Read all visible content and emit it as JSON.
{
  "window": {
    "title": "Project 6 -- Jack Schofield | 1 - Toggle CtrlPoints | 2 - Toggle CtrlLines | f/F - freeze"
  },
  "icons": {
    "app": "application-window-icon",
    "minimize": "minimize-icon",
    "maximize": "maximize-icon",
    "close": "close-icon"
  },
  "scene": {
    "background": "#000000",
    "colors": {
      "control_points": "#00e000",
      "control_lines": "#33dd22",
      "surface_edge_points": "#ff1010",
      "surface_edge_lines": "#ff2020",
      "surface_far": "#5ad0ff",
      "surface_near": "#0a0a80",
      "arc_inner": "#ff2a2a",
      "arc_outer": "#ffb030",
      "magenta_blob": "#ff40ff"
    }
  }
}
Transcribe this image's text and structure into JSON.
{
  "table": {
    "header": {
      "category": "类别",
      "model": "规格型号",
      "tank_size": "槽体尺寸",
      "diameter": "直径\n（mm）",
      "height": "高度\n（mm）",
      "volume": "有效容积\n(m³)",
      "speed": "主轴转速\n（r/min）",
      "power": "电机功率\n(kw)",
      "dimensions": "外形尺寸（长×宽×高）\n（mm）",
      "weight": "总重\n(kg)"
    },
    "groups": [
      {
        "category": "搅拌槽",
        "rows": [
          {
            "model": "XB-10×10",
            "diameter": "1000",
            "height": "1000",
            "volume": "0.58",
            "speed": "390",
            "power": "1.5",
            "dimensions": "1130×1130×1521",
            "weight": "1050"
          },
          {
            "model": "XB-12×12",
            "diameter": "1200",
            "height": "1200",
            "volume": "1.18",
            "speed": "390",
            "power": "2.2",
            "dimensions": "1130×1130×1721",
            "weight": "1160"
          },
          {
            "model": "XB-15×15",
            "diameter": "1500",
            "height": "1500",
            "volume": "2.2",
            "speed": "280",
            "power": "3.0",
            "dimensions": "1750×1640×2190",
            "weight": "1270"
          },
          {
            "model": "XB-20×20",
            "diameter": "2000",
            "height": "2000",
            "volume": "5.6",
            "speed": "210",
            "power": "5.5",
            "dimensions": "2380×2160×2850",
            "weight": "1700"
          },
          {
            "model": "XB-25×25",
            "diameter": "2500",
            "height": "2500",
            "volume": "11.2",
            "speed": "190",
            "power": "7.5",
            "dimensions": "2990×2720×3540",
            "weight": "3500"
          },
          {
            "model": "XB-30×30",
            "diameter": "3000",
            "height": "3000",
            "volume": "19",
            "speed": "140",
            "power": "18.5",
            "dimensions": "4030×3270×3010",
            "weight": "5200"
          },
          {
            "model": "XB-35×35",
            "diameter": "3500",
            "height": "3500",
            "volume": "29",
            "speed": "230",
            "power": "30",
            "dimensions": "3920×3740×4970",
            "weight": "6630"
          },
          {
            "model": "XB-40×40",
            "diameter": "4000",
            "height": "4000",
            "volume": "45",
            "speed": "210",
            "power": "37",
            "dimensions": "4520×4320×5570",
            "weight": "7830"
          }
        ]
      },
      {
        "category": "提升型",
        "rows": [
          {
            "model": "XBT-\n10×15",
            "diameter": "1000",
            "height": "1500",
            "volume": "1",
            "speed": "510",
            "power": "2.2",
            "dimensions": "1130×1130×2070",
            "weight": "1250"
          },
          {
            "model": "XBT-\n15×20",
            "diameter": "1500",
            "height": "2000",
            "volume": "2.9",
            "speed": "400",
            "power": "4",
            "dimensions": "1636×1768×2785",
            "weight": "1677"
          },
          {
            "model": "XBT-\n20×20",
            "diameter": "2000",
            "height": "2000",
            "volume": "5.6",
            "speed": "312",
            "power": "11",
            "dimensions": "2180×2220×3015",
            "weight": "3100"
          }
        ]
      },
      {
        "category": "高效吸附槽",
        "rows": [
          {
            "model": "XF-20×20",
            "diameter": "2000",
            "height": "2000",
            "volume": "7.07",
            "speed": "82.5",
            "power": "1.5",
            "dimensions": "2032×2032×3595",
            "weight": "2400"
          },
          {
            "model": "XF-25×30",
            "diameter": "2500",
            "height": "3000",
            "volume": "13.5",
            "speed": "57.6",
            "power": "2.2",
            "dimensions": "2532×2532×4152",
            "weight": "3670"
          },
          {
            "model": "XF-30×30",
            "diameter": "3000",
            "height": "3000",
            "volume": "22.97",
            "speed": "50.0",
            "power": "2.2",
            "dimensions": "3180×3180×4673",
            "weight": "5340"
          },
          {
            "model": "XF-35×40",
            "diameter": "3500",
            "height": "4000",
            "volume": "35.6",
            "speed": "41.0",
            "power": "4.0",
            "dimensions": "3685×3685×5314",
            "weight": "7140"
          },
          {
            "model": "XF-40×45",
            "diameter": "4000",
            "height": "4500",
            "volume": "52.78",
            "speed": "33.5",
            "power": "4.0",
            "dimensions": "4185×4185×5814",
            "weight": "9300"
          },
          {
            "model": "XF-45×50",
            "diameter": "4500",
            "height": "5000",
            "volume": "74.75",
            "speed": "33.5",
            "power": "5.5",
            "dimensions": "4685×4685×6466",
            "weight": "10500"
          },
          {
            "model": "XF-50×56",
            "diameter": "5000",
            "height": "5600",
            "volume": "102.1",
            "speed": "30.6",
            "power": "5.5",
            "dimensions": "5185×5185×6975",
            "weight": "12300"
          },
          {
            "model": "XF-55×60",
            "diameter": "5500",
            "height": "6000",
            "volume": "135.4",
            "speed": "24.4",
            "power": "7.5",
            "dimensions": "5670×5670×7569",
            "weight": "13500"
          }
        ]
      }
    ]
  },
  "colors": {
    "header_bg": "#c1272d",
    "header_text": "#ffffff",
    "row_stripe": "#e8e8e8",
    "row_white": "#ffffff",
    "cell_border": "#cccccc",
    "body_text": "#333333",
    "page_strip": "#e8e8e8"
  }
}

+ + + + + + +

# [Set problem]
Write the entries again, exactly as they stand.

# [Output for this task]
Read all visible content and emit it as JSON.
{
  "window": {
    "title": "Project 6 -- Jack Schofield | 1 - Toggle CtrlPoints | 2 - Toggle CtrlLines | f/F - freeze"
  },
  "icons": {
    "app": "application-window-icon",
    "minimize": "minimize-icon",
    "maximize": "maximize-icon",
    "close": "close-icon"
  },
  "scene": {
    "background": "#000000",
    "colors": {
      "control_points": "#00e000",
      "control_lines": "#33dd22",
      "surface_edge_points": "#ff1010",
      "surface_edge_lines": "#ff2020",
      "surface_far": "#5ad0ff",
      "surface_near": "#0a0a80",
      "arc_inner": "#ff2a2a",
      "arc_outer": "#ffb030",
      "magenta_blob": "#ff40ff"
    }
  }
}
Transcribe this image's text and structure into JSON.
{
  "table": {
    "header": {
      "category": "类别",
      "model": "规格型号",
      "tank_size": "槽体尺寸",
      "diameter": "直径\n（mm）",
      "height": "高度\n（mm）",
      "volume": "有效容积\n(m³)",
      "speed": "主轴转速\n（r/min）",
      "power": "电机功率\n(kw)",
      "dimensions": "外形尺寸（长×宽×高）\n（mm）",
      "weight": "总重\n(kg)"
    },
    "groups": [
      {
        "category": "搅拌槽",
        "rows": [
          {
            "model": "XB-10×10",
            "diameter": "1000",
            "height": "1000",
            "volume": "0.58",
            "speed": "390",
            "power": "1.5",
            "dimensions": "1130×1130×1521",
            "weight": "1050"
          },
          {
            "model": "XB-12×12",
            "diameter": "1200",
            "height": "1200",
            "volume": "1.18",
            "speed": "390",
            "power": "2.2",
            "dimensions": "1130×1130×1721",
            "weight": "1160"
          },
          {
            "model": "XB-15×15",
            "diameter": "1500",
            "height": "1500",
            "volume": "2.2",
            "speed": "280",
            "power": "3.0",
            "dimensions": "1750×1640×2190",
            "weight": "1270"
          },
          {
            "model": "XB-20×20",
            "diameter": "2000",
            "height": "2000",
            "volume": "5.6",
            "speed": "210",
            "power": "5.5",
            "dimensions": "2380×2160×2850",
            "weight": "1700"
          },
          {
            "model": "XB-25×25",
            "diameter": "2500",
            "height": "2500",
            "volume": "11.2",
            "speed": "190",
            "power": "7.5",
            "dimensions": "2990×2720×3540",
            "weight": "3500"
          },
          {
            "model": "XB-30×30",
            "diameter": "3000",
            "height": "3000",
            "volume": "19",
            "speed": "140",
            "power": "18.5",
            "dimensions": "4030×3270×3010",
            "weight": "5200"
          },
          {
            "model": "XB-35×35",
            "diameter": "3500",
            "height": "3500",
            "volume": "29",
            "speed": "230",
            "power": "30",
            "dimensions": "3920×3740×4970",
            "weight": "6630"
          },
          {
            "model": "XB-40×40",
            "diameter": "4000",
            "height": "4000",
            "volume": "45",
            "speed": "210",
            "power": "37",
            "dimensions": "4520×4320×5570",
            "weight": "7830"
          }
        ]
      },
      {
        "category": "提升型",
        "rows": [
          {
            "model": "XBT-\n10×15",
            "diameter": "1000",
            "height": "1500",
            "volume": "1",
            "speed": "510",
            "power": "2.2",
            "dimensions": "1130×1130×2070",
            "weight": "1250"
          },
          {
            "model": "XBT-\n15×20",
            "diameter": "1500",
            "height": "2000",
            "volume": "2.9",
            "speed": "400",
            "power": "4",
            "dimensions": "1636×1768×2785",
            "weight": "1677"
          },
          {
            "model": "XBT-\n20×20",
            "diameter": "2000",
            "height": "2000",
            "volume": "5.6",
            "speed": "312",
            "power": "11",
            "dimensions": "2180×2220×3015",
            "weight": "3100"
          }
        ]
      },
      {
        "category": "高效吸附槽",
        "rows": [
          {
            "model": "XF-20×20",
            "diameter": "2000",
            "height": "2000",
            "volume": "7.07",
            "speed": "82.5",
            "power": "1.5",
            "dimensions": "2032×2032×3595",
            "weight": "2400"
          },
          {
            "model": "XF-25×30",
            "diameter": "2500",
            "height": "3000",
            "volume": "13.5",
            "speed": "57.6",
            "power": "2.2",
            "dimensions": "2532×2532×4152",
            "weight": "3670"
          },
          {
            "model": "XF-30×30",
            "diameter": "3000",
            "height": "3000",
            "volume": "22.97",
            "speed": "50.0",
            "power": "2.2",
            "dimensions": "3180×3180×4673",
            "weight": "5340"
          },
          {
            "model": "XF-35×40",
            "diameter": "3500",
            "height": "4000",
            "volume": "35.6",
            "speed": "41.0",
            "power": "4.0",
            "dimensions": "3685×3685×5314",
            "weight": "7140"
          },
          {
            "model": "XF-40×45",
            "diameter": "4000",
            "height": "4500",
            "volume": "52.78",
            "speed": "33.5",
            "power": "4.0",
            "dimensions": "4185×4185×5814",
            "weight": "9300"
          },
          {
            "model": "XF-45×50",
            "diameter": "4500",
            "height": "5000",
            "volume": "74.75",
            "speed": "33.5",
            "power": "5.5",
            "dimensions": "4685×4685×6466",
            "weight": "10500"
          },
          {
            "model": "XF-50×56",
            "diameter": "5000",
            "height": "5600",
            "volume": "102.1",
            "speed": "30.6",
            "power": "5.5",
            "dimensions": "5185×5185×6975",
            "weight": "12300"
          },
          {
            "model": "XF-55×60",
            "diameter": "5500",
            "height": "6000",
            "volume": "135.4",
            "speed": "24.4",
            "power": "7.5",
            "dimensions": "5670×5670×7569",
            "weight": "13500"
          }
        ]
      }
    ]
  },
  "colors": {
    "header_bg": "#c1272d",
    "header_text": "#ffffff",
    "row_stripe": "#e8e8e8",
    "row_white": "#ffffff",
    "cell_border": "#cccccc",
    "body_text": "#333333",
    "page_strip": "#e8e8e8"
  }
}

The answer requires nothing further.